* GIVEN REQUEST:
Copy out all lines that carry the word "title".

* INPUT:
◆ ◆ ◆ ◆
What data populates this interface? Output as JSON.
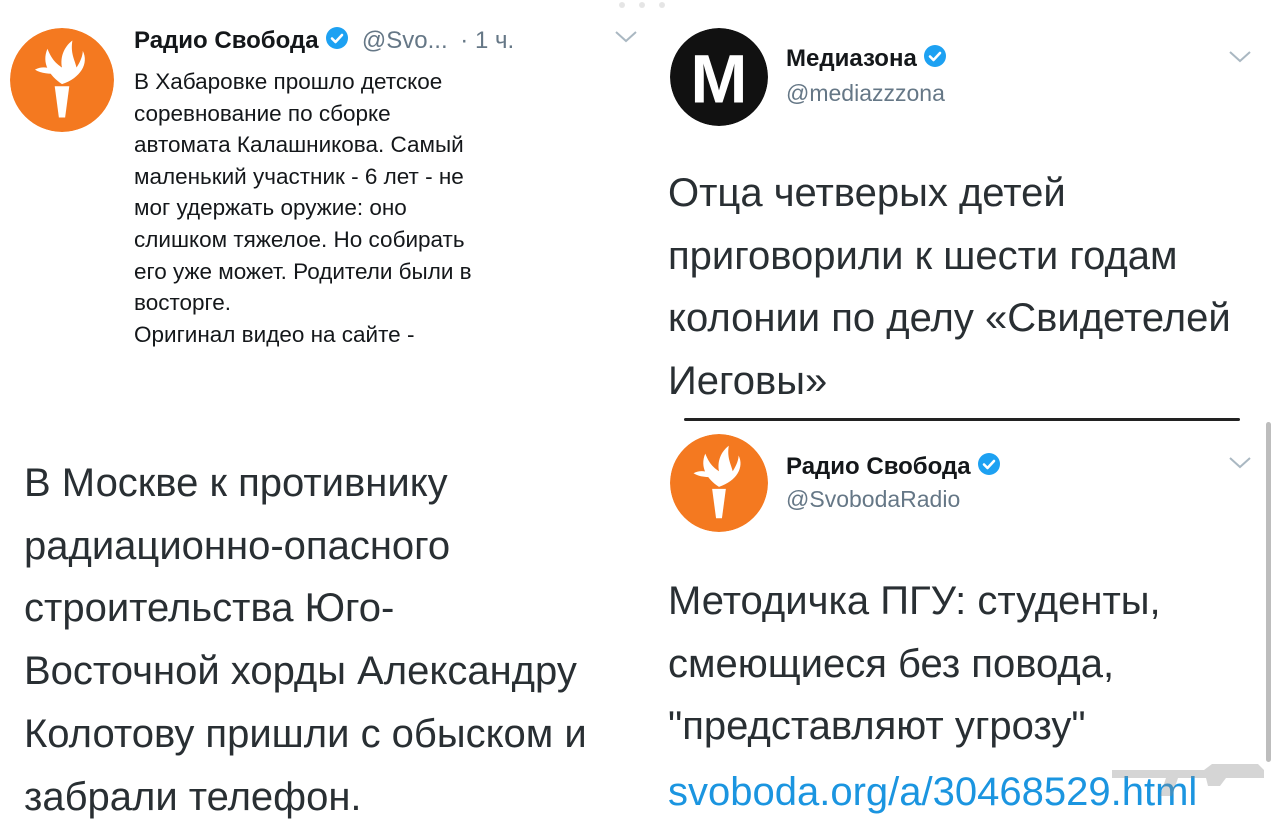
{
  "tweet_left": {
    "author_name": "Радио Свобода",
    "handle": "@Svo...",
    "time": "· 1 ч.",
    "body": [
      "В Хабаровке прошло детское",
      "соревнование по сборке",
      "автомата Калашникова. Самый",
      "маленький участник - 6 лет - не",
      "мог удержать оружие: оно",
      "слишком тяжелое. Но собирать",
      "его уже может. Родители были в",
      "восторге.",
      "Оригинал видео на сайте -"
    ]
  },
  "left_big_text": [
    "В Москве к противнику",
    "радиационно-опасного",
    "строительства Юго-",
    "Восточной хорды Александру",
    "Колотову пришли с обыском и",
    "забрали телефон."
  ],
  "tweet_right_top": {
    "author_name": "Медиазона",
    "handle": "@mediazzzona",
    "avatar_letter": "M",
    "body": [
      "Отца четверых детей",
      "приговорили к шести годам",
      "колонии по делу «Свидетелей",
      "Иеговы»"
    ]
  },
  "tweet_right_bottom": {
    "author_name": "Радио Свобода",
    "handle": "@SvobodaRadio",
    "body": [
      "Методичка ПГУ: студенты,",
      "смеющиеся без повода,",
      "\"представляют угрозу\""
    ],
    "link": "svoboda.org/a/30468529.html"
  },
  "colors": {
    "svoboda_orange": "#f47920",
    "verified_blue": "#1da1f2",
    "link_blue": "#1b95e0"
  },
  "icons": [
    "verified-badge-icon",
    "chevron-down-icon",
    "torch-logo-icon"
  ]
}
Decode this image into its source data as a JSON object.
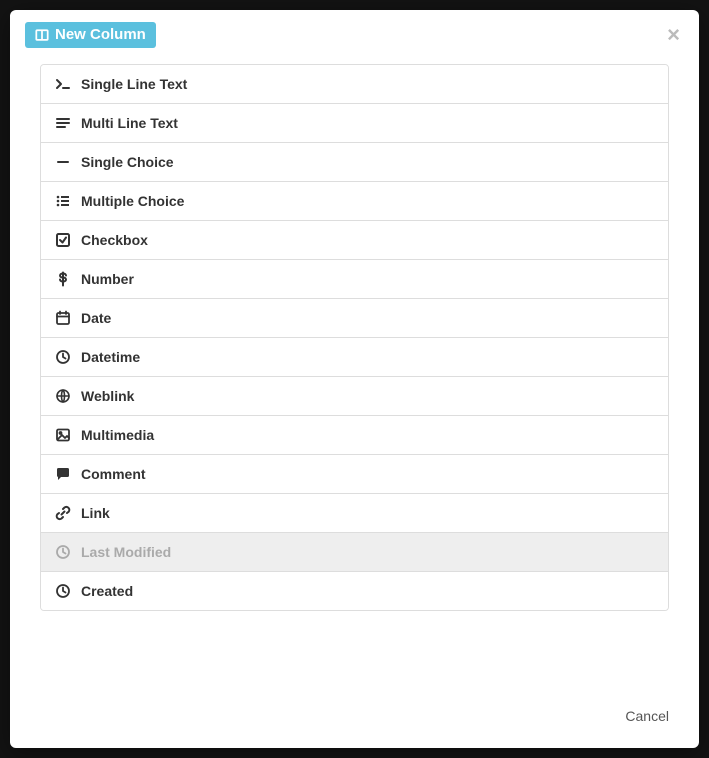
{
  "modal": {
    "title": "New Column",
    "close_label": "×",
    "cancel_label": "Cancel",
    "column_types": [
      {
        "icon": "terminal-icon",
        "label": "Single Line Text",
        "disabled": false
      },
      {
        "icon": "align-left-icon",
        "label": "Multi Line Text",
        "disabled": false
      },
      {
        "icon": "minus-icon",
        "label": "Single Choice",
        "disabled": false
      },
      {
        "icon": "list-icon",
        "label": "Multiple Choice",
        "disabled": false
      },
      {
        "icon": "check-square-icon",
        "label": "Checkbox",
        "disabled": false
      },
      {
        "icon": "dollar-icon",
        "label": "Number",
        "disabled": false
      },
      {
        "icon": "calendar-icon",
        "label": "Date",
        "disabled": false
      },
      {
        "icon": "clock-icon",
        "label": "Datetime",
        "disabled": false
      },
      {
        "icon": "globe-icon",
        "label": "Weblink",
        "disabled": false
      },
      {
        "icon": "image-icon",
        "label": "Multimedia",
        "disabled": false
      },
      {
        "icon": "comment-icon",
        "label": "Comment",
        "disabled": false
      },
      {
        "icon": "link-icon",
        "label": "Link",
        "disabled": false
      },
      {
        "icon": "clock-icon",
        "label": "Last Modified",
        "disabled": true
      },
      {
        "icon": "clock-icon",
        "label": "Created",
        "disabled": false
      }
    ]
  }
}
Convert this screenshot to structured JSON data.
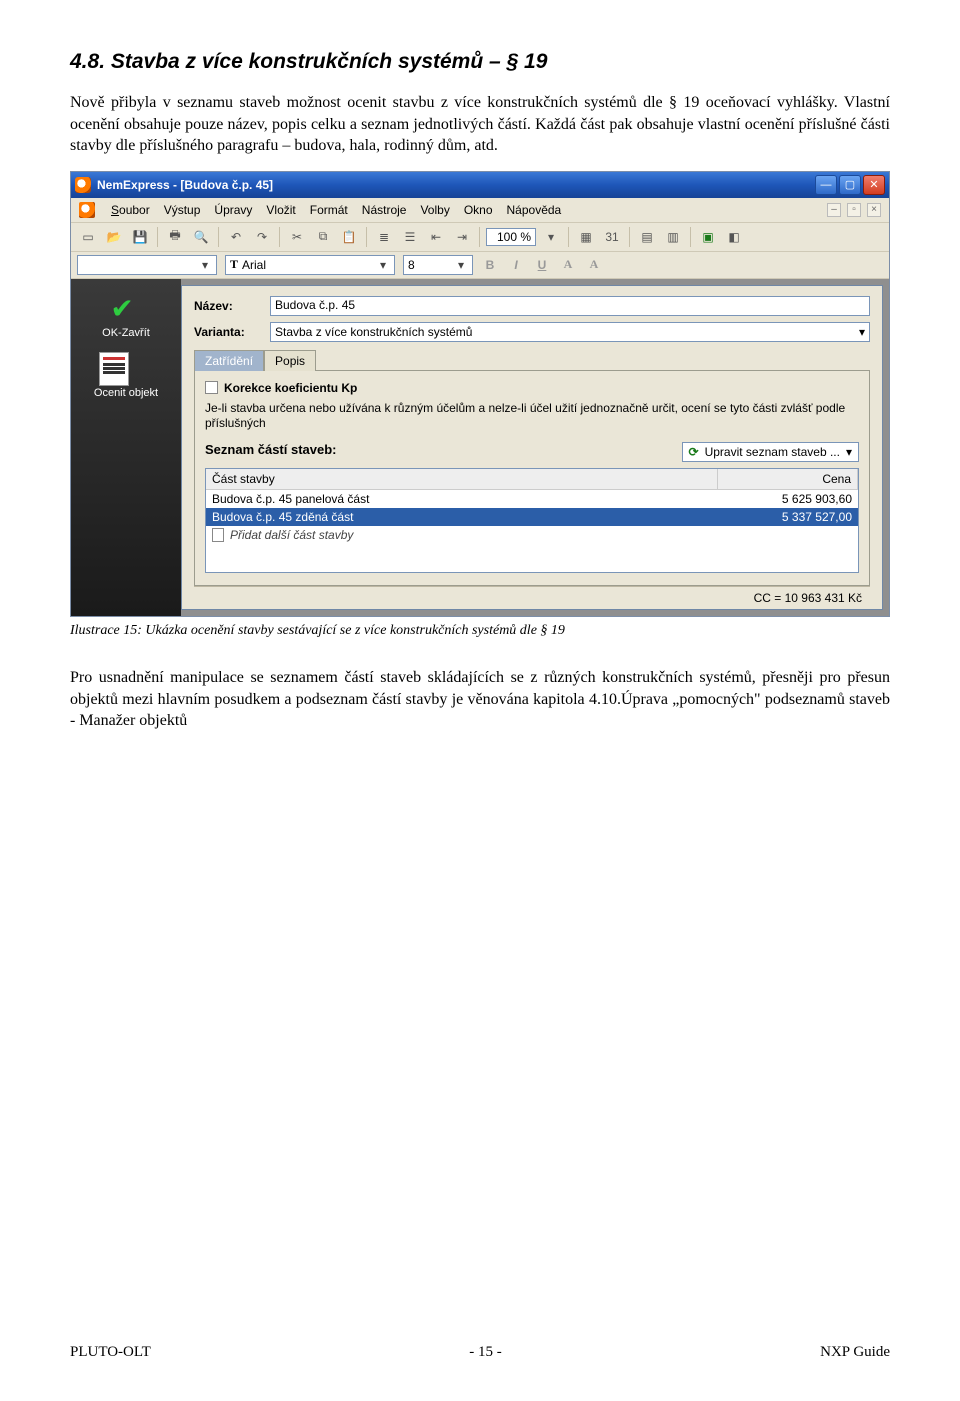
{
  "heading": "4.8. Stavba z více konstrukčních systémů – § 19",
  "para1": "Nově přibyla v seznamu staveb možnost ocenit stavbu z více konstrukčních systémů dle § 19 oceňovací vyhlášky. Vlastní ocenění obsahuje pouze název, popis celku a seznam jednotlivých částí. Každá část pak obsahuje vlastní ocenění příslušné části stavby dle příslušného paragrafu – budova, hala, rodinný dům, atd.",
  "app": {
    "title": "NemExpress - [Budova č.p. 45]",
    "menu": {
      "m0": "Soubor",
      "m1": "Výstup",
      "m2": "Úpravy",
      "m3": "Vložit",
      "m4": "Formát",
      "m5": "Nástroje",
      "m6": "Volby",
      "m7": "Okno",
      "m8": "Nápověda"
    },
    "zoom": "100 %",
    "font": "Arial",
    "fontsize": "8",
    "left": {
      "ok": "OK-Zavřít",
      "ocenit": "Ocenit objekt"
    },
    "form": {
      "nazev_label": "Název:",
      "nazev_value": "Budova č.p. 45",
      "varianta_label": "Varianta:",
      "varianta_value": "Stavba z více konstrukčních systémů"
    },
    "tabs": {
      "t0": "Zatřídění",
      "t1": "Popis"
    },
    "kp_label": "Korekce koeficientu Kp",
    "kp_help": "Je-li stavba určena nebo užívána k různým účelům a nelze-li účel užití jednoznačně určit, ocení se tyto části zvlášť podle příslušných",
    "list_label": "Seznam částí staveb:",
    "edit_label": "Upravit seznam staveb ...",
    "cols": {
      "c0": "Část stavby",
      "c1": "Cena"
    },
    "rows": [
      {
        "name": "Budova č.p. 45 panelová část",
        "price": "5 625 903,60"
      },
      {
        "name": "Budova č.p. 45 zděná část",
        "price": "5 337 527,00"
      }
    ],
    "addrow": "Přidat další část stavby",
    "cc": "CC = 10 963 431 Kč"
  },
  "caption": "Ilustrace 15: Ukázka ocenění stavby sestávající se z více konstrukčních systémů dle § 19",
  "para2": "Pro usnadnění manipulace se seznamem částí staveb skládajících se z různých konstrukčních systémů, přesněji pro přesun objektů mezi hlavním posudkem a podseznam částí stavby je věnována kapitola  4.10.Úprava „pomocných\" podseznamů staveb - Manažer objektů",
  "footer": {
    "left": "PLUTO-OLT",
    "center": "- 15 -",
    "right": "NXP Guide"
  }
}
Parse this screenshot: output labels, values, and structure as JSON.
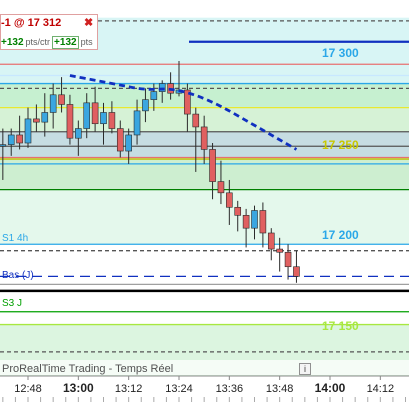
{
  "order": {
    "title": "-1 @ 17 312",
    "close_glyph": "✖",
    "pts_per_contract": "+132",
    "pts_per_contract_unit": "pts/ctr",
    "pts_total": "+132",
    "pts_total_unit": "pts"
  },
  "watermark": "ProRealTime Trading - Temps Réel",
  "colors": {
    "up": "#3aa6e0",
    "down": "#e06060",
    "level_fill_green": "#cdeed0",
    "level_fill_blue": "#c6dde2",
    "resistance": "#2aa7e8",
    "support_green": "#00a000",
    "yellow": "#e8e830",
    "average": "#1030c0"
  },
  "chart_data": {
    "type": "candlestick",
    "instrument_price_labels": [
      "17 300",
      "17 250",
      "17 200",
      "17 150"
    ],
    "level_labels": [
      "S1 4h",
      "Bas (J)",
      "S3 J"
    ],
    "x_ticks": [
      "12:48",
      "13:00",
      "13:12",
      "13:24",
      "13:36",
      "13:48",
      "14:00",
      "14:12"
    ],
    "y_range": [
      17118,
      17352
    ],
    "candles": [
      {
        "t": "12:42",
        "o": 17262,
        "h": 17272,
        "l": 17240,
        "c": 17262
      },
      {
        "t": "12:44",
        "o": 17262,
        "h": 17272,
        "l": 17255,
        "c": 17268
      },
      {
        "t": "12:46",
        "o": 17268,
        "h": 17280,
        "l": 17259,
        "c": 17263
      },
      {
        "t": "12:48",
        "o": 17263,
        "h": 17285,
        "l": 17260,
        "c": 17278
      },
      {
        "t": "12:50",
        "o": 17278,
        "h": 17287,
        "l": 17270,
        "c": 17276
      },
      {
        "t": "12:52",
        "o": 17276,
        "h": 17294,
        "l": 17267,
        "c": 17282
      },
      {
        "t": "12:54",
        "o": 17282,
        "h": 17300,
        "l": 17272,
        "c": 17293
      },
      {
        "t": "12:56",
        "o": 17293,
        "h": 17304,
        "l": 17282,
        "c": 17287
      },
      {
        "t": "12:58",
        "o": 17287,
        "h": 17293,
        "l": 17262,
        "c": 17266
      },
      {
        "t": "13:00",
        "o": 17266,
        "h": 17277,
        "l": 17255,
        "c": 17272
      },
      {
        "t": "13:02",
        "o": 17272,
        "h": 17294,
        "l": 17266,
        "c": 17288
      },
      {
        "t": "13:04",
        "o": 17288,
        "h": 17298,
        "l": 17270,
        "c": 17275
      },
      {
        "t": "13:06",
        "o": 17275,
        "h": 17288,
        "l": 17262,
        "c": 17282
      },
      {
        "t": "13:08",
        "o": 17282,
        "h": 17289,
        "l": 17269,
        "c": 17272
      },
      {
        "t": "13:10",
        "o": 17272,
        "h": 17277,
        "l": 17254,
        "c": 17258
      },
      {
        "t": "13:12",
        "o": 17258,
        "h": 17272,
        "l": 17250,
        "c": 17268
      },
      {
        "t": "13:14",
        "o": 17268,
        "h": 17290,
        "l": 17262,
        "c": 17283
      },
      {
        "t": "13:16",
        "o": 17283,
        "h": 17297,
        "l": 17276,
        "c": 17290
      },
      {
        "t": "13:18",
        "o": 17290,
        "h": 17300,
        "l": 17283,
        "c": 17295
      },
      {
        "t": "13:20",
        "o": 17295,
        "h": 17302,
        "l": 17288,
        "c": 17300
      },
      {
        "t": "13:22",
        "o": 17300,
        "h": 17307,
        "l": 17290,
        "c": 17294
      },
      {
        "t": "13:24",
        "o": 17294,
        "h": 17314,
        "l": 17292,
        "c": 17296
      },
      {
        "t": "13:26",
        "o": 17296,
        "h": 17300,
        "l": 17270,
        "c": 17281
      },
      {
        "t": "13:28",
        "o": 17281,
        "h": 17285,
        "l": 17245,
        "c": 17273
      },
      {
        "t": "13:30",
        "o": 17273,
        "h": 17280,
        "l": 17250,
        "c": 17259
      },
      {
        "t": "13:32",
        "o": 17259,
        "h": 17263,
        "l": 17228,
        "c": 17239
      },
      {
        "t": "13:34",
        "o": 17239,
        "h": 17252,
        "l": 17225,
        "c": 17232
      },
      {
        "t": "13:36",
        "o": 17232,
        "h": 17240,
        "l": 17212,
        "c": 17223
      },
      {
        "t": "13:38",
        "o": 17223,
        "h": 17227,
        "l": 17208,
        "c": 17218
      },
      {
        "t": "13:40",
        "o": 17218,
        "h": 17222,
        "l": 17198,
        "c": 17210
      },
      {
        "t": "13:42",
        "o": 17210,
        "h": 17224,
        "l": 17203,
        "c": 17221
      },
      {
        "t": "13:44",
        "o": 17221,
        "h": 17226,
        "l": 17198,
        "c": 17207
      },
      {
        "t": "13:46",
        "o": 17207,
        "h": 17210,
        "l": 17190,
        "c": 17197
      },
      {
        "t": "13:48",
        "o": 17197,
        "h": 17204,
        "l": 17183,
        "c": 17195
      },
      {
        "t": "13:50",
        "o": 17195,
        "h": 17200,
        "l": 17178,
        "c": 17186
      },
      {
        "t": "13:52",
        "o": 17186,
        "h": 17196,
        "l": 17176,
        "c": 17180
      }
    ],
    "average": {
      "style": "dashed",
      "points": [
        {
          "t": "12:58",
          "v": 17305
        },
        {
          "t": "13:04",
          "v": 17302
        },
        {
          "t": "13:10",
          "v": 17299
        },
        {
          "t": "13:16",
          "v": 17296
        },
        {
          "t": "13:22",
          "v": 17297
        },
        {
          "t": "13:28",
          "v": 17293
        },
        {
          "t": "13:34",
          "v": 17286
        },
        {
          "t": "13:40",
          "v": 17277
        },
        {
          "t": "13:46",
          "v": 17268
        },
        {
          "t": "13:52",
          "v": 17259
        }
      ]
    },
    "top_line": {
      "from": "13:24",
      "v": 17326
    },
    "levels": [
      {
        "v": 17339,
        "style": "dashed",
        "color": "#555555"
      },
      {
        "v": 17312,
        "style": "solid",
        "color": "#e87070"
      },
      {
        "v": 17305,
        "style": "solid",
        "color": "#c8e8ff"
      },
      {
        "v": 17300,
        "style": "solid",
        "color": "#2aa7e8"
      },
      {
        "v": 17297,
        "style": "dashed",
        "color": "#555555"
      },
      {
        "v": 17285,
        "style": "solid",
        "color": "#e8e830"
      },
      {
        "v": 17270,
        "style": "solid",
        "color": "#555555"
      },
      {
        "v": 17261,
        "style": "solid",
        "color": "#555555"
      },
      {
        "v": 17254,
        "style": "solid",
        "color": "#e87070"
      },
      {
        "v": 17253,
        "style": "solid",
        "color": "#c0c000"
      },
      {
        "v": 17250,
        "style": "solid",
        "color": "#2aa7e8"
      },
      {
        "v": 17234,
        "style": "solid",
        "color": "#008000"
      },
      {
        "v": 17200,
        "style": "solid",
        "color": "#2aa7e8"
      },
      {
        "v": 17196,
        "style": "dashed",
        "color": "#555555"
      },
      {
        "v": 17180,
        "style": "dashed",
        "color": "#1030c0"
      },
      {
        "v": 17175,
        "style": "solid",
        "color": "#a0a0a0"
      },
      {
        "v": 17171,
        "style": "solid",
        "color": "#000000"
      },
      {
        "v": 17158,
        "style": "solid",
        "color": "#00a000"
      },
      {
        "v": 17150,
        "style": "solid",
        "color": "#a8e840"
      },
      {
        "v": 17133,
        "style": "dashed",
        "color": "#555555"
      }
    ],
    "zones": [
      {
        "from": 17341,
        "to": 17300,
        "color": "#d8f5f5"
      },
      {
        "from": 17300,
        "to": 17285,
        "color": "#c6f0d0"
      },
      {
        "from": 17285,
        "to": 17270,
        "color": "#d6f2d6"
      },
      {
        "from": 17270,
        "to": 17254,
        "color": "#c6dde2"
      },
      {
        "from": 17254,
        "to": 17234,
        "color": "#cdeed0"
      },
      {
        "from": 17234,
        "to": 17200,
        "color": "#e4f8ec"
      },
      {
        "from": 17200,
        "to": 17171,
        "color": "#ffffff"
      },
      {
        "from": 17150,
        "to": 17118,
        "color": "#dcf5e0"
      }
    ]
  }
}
◆ ◆ ◆ ◆
* ANSWER TO THE TASK:
    "title": "New Column",
    "title": "NemExpress - [Budova č.p. 45]",
    "title": "-1 @ 17 312",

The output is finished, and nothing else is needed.